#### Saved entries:
· · ·
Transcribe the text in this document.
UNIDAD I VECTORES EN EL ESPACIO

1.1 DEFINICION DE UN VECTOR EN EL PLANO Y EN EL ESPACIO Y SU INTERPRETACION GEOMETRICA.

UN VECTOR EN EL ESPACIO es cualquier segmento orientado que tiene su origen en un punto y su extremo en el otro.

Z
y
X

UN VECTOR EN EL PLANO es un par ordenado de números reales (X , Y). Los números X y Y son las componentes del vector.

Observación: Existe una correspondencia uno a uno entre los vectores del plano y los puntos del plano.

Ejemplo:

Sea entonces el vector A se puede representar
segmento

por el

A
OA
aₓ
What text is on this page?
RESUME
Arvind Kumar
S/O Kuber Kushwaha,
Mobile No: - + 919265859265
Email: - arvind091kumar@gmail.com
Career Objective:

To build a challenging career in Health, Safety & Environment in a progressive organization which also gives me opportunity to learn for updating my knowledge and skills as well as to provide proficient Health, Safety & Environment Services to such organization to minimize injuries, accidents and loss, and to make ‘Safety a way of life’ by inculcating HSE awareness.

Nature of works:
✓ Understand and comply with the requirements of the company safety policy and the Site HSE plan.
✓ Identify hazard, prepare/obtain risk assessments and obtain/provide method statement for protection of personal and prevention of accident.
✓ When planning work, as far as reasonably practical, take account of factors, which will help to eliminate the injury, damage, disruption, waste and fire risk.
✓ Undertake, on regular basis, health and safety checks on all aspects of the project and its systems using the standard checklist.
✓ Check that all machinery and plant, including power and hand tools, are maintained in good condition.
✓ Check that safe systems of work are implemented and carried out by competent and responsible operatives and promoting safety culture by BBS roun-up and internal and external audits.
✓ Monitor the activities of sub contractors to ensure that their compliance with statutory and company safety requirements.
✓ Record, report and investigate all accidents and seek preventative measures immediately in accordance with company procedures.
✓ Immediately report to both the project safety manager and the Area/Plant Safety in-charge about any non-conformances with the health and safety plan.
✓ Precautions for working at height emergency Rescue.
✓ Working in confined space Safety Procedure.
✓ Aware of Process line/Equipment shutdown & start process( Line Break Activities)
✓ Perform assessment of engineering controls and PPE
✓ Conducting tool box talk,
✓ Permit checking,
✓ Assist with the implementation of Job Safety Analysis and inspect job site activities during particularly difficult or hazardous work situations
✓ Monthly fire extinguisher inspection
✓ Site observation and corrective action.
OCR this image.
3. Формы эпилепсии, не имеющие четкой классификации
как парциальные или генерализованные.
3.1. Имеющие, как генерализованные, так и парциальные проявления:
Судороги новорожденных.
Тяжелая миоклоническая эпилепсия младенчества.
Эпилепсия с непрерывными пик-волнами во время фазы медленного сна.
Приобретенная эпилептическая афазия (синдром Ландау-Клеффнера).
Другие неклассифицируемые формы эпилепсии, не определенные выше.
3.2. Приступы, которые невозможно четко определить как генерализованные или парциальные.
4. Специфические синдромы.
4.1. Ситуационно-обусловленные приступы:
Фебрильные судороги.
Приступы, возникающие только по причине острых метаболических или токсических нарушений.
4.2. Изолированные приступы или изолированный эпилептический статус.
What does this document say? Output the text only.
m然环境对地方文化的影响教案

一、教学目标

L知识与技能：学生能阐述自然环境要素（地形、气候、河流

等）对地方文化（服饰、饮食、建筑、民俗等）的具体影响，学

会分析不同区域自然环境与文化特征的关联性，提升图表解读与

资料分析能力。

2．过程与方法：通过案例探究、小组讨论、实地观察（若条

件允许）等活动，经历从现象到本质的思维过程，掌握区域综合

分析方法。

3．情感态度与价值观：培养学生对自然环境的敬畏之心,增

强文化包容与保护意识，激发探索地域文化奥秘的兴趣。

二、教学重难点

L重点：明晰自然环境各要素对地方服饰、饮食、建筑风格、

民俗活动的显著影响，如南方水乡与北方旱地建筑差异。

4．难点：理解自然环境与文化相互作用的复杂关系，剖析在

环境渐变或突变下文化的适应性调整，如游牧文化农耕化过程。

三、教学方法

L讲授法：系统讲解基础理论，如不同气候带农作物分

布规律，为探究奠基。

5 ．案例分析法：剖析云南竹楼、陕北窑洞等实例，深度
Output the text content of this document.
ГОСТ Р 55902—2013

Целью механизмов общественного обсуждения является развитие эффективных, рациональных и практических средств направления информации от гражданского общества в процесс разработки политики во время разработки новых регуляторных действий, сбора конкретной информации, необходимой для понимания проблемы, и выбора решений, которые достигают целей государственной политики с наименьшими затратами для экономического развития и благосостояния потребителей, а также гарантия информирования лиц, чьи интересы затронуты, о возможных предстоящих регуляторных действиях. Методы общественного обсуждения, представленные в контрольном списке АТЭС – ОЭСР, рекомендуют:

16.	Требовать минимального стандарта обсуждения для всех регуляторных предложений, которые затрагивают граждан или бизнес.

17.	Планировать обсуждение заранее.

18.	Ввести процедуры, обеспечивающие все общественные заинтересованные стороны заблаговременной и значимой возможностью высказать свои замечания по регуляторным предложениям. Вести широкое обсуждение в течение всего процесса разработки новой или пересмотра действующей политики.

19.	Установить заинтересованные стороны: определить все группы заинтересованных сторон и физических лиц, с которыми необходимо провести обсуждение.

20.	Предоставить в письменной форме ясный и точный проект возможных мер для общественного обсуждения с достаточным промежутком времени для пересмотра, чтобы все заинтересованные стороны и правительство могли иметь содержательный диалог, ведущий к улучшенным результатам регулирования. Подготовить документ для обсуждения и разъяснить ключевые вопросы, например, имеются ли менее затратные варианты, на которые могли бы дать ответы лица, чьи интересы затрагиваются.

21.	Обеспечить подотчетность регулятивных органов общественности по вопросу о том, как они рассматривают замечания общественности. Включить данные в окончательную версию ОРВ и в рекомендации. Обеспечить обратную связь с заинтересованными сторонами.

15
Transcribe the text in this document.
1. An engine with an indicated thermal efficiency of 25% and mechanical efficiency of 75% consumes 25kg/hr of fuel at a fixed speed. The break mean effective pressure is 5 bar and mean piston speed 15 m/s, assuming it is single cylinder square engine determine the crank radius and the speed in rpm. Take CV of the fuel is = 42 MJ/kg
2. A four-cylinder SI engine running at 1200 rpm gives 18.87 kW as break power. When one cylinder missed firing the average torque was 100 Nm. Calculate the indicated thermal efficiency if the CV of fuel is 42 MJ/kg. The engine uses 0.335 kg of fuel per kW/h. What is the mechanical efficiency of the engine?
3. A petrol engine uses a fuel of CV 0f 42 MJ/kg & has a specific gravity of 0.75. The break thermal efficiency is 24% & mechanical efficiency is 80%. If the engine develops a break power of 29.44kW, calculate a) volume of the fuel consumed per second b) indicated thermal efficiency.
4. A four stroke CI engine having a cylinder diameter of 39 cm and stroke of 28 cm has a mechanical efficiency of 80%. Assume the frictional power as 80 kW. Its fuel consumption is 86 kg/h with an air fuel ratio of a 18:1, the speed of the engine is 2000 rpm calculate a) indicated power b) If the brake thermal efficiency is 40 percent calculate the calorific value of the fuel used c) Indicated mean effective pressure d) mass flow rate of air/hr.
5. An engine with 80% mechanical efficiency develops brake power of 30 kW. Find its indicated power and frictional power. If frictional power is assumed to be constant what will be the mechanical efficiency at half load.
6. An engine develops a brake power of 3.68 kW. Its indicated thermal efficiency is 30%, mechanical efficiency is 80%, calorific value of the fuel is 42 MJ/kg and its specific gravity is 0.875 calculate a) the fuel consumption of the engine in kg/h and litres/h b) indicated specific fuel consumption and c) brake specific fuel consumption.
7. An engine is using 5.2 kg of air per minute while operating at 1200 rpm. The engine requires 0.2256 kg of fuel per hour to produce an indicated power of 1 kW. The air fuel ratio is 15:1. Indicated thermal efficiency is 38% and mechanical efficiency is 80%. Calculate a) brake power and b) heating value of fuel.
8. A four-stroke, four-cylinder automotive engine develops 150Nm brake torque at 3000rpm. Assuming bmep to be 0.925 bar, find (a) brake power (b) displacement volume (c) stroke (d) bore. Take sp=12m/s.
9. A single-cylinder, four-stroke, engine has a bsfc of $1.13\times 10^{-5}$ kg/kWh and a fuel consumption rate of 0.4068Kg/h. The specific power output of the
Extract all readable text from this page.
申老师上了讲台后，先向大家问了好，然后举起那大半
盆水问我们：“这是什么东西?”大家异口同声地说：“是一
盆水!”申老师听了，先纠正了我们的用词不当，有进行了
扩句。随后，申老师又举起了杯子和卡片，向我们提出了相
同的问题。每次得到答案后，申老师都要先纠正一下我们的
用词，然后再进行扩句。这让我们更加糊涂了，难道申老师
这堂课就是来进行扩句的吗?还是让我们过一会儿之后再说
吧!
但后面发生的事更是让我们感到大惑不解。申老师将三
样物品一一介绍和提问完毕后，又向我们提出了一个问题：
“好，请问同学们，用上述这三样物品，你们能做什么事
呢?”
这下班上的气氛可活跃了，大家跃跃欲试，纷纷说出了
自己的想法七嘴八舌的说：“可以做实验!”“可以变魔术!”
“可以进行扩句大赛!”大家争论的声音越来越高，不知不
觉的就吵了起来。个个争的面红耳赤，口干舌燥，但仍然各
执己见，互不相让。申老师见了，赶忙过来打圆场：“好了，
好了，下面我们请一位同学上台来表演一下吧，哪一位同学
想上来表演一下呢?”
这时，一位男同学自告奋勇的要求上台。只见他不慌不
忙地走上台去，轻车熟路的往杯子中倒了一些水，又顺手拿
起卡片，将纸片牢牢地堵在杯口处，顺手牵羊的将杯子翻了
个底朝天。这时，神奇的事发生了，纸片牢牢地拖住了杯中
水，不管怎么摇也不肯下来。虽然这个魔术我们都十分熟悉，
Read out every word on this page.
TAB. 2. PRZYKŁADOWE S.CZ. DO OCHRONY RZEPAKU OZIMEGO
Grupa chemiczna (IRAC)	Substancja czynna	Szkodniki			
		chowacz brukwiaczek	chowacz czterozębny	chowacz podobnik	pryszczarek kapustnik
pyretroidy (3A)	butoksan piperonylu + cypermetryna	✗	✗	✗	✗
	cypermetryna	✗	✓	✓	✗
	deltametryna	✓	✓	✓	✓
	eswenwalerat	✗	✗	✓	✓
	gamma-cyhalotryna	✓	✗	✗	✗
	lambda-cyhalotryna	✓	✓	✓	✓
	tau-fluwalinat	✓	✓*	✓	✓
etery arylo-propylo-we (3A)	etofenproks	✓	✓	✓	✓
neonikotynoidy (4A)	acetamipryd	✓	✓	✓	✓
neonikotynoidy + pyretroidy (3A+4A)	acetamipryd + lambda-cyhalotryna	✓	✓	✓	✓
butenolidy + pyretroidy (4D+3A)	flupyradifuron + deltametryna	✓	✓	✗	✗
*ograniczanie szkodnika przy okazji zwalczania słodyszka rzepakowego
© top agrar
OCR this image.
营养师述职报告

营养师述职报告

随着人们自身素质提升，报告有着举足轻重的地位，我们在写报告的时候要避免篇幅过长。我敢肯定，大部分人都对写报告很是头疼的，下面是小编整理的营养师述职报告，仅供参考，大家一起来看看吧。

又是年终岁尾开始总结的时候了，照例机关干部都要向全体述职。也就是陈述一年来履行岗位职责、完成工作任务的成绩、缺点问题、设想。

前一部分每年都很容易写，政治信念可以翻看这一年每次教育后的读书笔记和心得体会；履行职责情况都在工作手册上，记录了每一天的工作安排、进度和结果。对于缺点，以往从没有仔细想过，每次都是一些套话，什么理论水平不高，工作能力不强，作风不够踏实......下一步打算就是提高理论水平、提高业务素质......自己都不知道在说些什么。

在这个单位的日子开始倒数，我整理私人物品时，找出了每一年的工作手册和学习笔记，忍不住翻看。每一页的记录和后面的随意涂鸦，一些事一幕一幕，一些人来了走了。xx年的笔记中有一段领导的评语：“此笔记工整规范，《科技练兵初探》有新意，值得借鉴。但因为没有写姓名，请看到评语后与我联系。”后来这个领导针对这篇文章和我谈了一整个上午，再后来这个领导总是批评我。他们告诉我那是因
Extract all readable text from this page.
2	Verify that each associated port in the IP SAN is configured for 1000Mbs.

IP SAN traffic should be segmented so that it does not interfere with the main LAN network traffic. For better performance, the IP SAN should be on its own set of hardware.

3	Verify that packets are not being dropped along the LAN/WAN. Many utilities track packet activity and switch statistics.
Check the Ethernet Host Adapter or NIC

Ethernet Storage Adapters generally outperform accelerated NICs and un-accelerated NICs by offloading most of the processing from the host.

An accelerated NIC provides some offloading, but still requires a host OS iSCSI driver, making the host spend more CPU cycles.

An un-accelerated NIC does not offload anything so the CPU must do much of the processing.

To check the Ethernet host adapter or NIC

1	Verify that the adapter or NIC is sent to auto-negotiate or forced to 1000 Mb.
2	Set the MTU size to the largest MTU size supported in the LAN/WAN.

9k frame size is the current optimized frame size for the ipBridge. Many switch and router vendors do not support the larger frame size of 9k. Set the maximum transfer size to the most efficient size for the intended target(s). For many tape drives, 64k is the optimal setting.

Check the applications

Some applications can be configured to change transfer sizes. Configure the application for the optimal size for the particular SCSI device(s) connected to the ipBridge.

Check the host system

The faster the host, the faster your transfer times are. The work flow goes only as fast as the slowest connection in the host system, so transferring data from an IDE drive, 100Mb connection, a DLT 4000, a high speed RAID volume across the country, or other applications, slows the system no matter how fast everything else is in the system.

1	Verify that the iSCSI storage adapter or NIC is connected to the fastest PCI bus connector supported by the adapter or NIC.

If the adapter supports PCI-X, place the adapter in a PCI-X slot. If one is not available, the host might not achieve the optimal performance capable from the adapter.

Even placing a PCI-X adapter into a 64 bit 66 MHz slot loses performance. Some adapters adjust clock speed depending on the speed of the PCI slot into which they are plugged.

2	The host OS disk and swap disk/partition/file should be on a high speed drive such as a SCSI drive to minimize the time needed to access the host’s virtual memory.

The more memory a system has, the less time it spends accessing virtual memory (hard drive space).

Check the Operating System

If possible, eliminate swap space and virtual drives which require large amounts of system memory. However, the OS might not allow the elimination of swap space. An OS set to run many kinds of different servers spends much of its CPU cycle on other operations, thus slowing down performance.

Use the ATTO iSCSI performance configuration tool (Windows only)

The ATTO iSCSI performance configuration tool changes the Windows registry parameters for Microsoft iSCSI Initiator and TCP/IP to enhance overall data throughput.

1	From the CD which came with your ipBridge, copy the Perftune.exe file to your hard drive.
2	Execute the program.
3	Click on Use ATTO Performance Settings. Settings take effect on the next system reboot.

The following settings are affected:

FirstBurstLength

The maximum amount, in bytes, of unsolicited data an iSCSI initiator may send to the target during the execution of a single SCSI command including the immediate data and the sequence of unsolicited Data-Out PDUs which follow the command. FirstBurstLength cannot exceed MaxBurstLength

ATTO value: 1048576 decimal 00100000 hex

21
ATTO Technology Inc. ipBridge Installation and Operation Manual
· · ·
#### Exercise objective:
Identify and copy lines that hold the string "генерализованные".

#### Task response:
как парциальные или генерализованные.
3.1. Имеющие, как генерализованные, так и парциальные проявления:
3.2. Приступы, которые невозможно четко определить как генерализованные или парциальные.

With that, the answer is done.